** WHAT YOU WILL DO **
Look below for the line containing "Type out the text in this image.", then write out that line and every line after it to the end, exactly, minus the pictures.

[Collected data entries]
______
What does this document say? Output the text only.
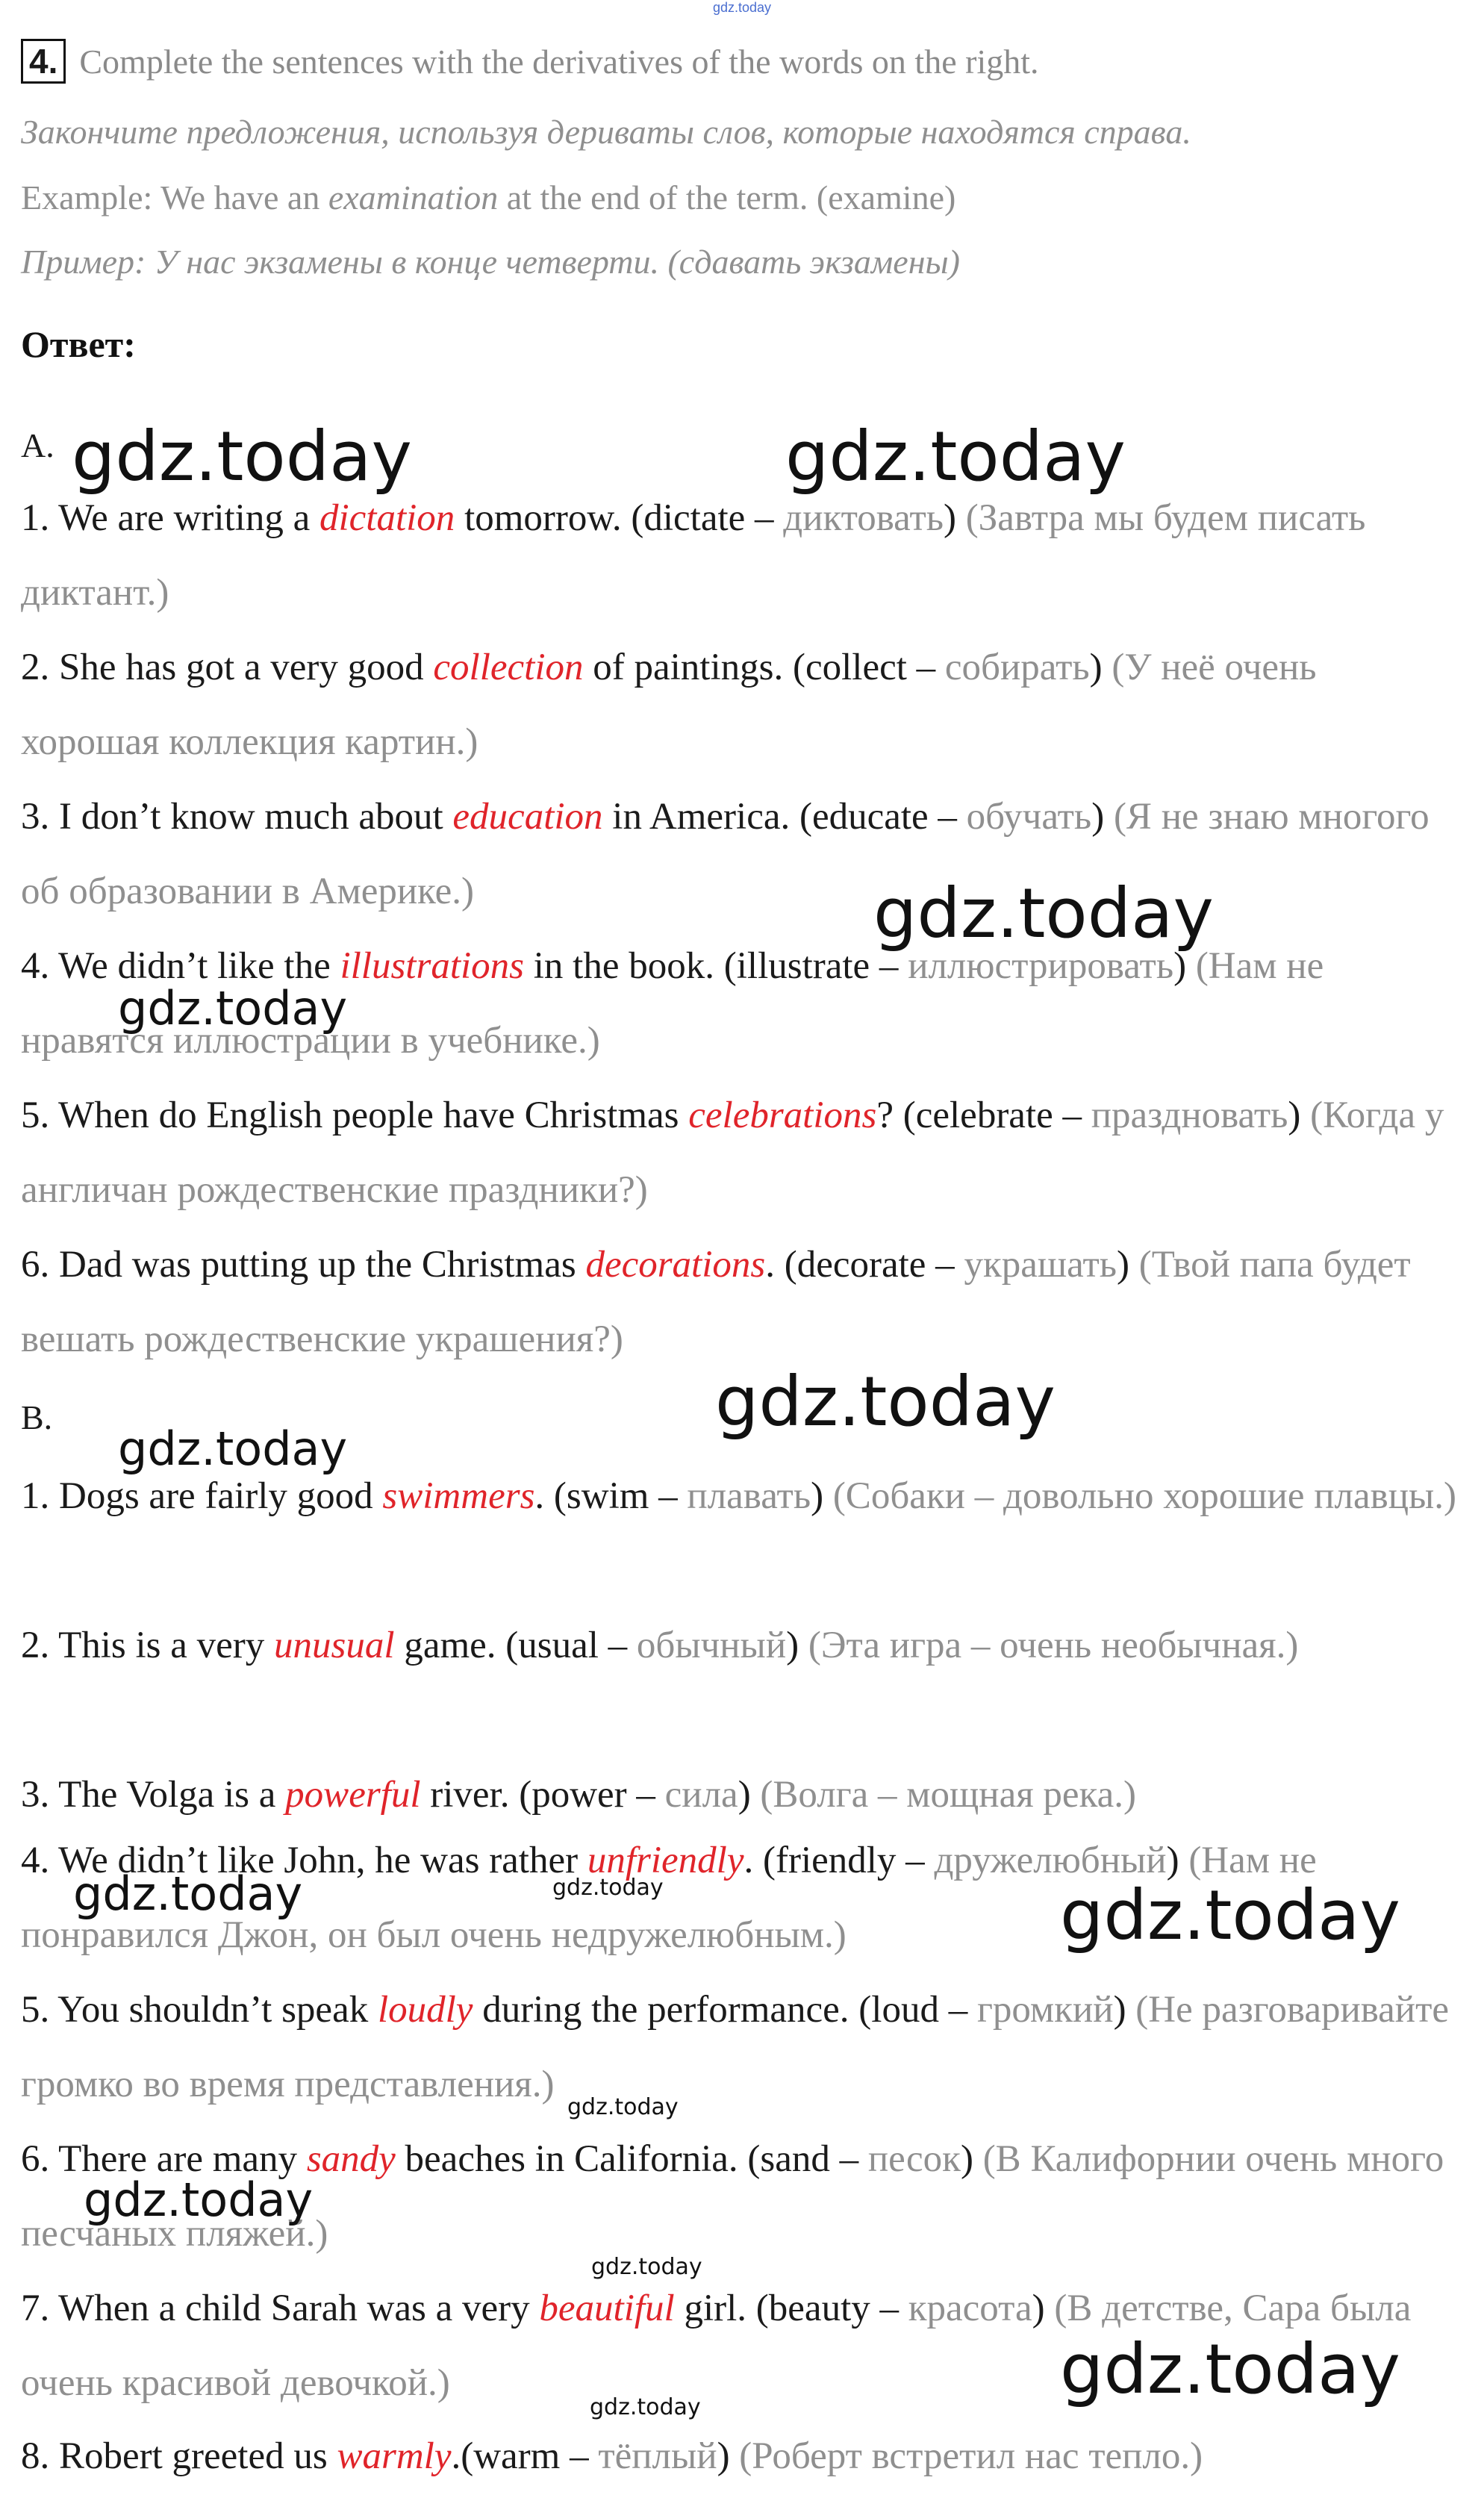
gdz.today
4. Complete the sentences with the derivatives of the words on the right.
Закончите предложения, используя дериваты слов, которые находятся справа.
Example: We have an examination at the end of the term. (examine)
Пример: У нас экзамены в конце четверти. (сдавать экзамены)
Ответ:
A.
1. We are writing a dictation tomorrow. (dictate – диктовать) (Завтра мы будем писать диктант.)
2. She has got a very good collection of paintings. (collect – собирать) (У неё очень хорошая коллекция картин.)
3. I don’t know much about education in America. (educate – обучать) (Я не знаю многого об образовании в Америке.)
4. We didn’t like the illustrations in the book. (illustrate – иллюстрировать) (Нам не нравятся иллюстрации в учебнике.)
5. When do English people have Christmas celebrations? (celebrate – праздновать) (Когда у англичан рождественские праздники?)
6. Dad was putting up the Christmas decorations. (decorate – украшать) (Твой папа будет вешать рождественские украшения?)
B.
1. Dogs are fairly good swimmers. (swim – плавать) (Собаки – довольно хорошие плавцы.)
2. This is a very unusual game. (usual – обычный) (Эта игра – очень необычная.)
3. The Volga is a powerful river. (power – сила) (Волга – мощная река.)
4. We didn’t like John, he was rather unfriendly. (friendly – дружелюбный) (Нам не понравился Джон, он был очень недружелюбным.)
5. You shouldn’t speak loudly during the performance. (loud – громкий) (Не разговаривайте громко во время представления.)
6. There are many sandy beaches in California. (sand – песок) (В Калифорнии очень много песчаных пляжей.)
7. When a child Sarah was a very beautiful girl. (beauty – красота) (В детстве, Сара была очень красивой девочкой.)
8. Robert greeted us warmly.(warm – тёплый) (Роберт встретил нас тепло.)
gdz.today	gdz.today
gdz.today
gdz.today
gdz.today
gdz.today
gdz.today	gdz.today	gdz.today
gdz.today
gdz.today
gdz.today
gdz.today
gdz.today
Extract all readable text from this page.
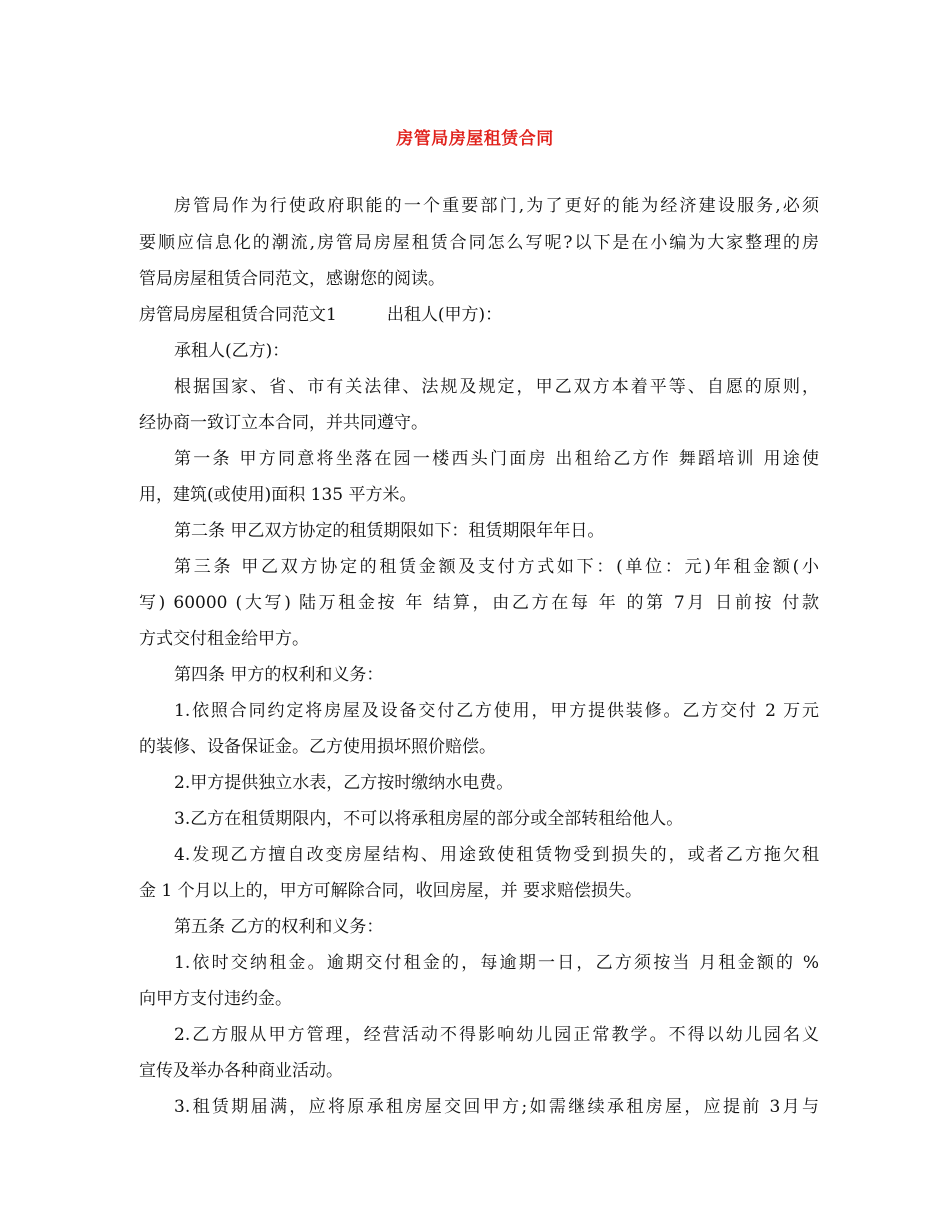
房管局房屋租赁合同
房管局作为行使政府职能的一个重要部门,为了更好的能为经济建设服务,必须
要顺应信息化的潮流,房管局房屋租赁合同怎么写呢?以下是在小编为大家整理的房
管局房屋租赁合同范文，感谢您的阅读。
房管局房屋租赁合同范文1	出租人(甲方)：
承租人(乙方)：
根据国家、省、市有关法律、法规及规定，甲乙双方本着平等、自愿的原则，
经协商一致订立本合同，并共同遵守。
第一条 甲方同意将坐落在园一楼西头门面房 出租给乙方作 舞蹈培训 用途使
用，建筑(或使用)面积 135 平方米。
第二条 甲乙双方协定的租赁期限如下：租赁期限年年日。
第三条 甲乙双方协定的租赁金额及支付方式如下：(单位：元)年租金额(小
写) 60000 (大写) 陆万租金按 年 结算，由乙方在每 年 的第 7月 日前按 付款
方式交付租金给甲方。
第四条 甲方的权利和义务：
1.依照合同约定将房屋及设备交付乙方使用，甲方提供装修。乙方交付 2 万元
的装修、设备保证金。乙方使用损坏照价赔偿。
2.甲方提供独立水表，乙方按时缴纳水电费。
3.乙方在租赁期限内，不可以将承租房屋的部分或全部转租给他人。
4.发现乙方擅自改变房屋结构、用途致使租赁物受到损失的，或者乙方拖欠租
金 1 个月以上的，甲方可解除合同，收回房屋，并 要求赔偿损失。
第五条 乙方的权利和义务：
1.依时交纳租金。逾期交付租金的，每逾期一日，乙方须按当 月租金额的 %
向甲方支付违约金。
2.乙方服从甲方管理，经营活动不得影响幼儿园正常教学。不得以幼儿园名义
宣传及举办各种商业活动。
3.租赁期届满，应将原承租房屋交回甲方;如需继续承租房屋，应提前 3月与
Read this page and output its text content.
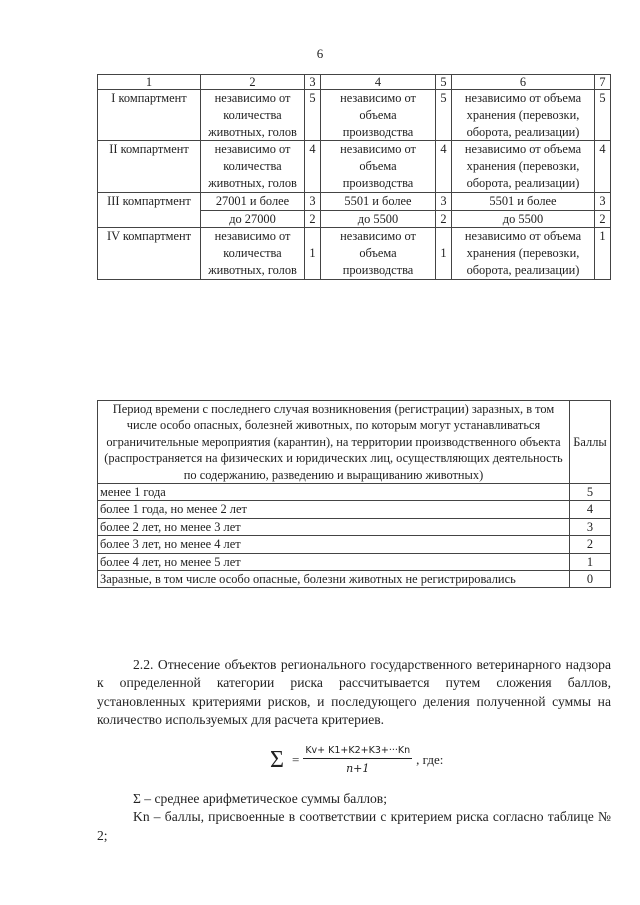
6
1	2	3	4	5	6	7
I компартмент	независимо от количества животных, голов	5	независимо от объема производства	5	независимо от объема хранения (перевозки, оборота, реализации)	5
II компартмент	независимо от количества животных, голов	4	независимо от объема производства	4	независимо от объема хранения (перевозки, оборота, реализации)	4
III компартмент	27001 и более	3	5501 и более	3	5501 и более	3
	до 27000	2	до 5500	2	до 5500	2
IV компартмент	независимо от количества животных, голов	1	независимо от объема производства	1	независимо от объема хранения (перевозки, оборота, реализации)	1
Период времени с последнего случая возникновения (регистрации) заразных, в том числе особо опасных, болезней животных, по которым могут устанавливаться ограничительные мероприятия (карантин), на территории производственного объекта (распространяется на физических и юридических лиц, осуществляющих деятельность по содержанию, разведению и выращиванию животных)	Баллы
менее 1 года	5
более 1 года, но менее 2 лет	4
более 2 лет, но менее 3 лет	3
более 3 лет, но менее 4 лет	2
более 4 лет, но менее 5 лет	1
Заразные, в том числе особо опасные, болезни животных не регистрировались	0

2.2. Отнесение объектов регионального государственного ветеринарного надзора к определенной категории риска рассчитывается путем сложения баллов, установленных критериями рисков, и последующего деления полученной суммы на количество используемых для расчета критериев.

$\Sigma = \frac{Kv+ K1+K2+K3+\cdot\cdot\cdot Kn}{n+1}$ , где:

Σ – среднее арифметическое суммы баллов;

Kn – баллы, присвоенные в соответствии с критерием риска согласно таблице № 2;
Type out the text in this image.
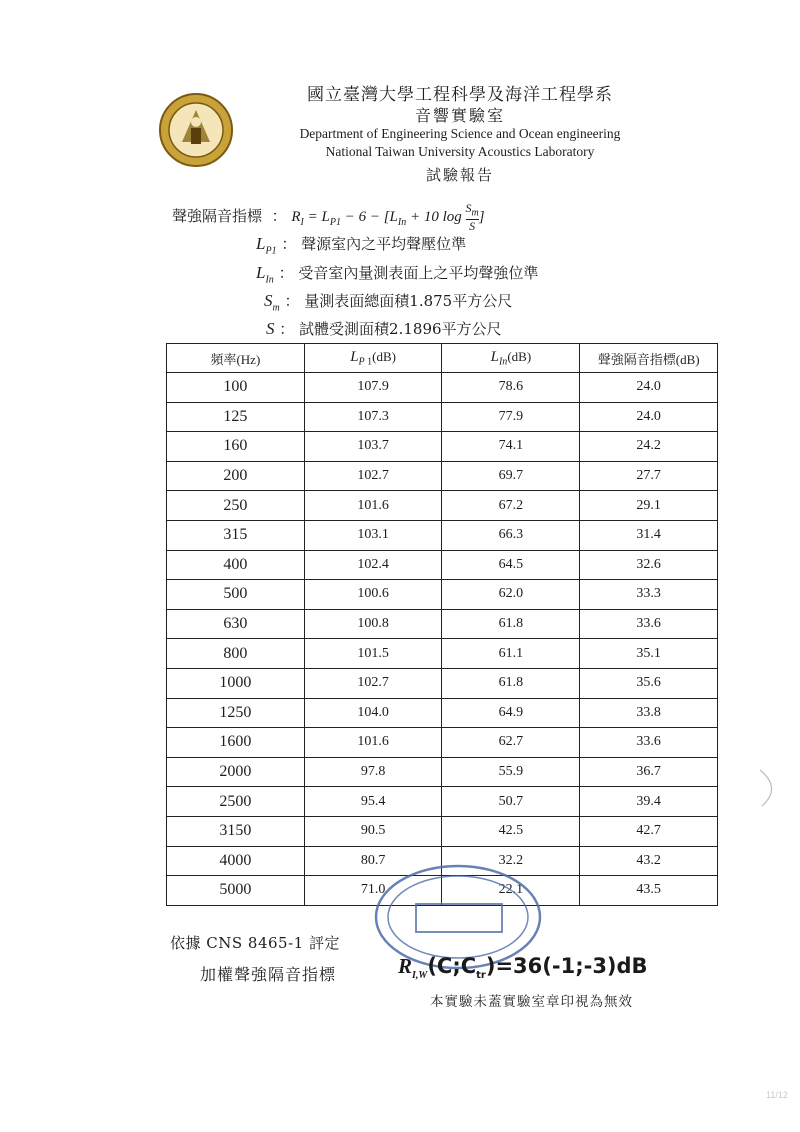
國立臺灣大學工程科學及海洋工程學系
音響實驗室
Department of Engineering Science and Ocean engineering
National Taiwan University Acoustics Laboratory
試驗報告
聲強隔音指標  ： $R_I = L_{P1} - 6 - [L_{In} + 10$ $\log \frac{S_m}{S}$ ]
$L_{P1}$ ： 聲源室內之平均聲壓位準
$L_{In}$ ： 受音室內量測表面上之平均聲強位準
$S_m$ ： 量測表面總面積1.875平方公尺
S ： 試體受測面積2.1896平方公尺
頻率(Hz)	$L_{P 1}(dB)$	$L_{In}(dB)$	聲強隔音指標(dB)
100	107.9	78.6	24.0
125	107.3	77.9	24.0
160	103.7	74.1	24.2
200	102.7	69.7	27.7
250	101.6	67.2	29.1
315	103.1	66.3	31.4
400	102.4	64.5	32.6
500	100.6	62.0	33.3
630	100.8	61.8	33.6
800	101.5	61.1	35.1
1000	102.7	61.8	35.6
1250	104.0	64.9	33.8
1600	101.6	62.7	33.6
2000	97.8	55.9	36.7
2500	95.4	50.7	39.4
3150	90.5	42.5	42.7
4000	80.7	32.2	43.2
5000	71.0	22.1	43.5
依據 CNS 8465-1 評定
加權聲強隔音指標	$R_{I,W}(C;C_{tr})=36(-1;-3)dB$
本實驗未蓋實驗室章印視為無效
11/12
______
** TASK SOLUTION **
Type out the text in this image.
國立臺灣大學工程科學及海洋工程學系
音響實驗室
Department of Engineering Science and Ocean engineering
National Taiwan University Acoustics Laboratory
試驗報告
聲強隔音指標  ： $R_I = L_{P1} - 6 - [L_{In} + 10$ $\log \frac{S_m}{S}$ ]
$L_{P1}$ ： 聲源室內之平均聲壓位準
$L_{In}$ ： 受音室內量測表面上之平均聲強位準
$S_m$ ： 量測表面總面積1.875平方公尺
S ： 試體受測面積2.1896平方公尺
頻率(Hz)	$L_{P 1}(dB)$	$L_{In}(dB)$	聲強隔音指標(dB)
100	107.9	78.6	24.0
125	107.3	77.9	24.0
160	103.7	74.1	24.2
200	102.7	69.7	27.7
250	101.6	67.2	29.1
315	103.1	66.3	31.4
400	102.4	64.5	32.6
500	100.6	62.0	33.3
630	100.8	61.8	33.6
800	101.5	61.1	35.1
1000	102.7	61.8	35.6
1250	104.0	64.9	33.8
1600	101.6	62.7	33.6
2000	97.8	55.9	36.7
2500	95.4	50.7	39.4
3150	90.5	42.5	42.7
4000	80.7	32.2	43.2
5000	71.0	22.1	43.5
依據 CNS 8465-1 評定
加權聲強隔音指標	$R_{I,W}(C;C_{tr})=36(-1;-3)dB$
本實驗未蓋實驗室章印視為無效
11/12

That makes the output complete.